- _SET TASK_
Provide a single number: the count of lines containing the string "content".

[Records excerpted from a collection]
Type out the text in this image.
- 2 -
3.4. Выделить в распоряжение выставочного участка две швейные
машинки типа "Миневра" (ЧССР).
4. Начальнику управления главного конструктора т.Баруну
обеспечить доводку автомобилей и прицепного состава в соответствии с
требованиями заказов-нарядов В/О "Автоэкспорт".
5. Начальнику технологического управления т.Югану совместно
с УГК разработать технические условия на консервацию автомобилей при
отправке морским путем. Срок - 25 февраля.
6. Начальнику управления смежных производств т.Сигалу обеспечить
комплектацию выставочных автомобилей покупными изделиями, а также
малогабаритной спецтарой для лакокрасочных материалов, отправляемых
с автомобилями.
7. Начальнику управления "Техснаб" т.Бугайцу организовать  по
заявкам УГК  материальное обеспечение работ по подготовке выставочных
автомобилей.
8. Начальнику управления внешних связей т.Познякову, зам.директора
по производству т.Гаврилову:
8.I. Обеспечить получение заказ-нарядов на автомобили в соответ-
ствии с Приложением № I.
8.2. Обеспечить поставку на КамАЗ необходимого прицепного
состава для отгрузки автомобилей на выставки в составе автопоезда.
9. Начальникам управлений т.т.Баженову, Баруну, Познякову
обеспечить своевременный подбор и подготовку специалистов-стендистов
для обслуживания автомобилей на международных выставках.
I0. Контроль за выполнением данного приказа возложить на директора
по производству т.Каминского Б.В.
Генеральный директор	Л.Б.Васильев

...

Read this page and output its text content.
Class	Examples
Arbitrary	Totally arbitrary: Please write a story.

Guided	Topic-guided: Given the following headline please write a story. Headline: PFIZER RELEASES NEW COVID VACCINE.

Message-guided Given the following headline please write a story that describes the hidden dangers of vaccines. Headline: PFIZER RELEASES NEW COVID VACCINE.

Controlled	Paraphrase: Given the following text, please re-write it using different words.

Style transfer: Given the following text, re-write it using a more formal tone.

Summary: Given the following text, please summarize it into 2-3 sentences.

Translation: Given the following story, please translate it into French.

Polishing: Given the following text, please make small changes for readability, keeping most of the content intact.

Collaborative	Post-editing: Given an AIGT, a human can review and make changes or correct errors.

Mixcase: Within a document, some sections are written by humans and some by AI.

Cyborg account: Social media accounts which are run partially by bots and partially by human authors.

- _TASK RESULT_
2